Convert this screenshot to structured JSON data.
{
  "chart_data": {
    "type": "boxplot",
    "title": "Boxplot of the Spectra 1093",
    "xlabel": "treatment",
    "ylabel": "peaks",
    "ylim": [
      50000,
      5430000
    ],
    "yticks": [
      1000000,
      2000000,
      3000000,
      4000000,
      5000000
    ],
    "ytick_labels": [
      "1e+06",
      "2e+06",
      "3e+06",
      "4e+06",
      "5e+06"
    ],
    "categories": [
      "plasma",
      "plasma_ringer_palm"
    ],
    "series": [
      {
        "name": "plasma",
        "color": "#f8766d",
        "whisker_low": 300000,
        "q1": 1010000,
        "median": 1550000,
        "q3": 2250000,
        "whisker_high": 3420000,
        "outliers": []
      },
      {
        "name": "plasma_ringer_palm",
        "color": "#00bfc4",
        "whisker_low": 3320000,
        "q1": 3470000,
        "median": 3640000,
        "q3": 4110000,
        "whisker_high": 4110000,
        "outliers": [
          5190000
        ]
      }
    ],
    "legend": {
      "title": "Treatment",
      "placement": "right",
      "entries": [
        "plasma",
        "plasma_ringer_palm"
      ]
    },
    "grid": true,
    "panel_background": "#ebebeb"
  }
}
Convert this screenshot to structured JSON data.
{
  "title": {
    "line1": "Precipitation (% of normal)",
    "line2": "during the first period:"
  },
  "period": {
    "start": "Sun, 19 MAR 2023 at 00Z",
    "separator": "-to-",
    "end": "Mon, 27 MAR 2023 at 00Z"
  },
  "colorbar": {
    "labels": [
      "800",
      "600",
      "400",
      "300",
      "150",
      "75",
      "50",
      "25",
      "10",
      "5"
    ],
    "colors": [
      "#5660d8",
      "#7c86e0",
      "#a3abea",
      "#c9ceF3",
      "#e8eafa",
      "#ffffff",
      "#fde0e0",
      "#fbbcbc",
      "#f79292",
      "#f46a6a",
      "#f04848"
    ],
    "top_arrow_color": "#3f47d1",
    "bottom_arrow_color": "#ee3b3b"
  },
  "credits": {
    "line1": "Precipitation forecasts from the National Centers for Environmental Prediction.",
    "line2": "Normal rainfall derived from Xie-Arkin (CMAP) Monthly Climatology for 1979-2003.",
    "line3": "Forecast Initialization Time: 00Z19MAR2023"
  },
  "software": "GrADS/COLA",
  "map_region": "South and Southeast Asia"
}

....

_PROBLEM TO SOLVE_
Gather each line of the listing that holds the string "from".

_TASK ANSWER_
    "line1": "Precipitation forecasts from the National Centers for Environmental Prediction.",
    "line2": "Normal rainfall derived from Xie-Arkin (CMAP) Monthly Climatology for 1979-2003.",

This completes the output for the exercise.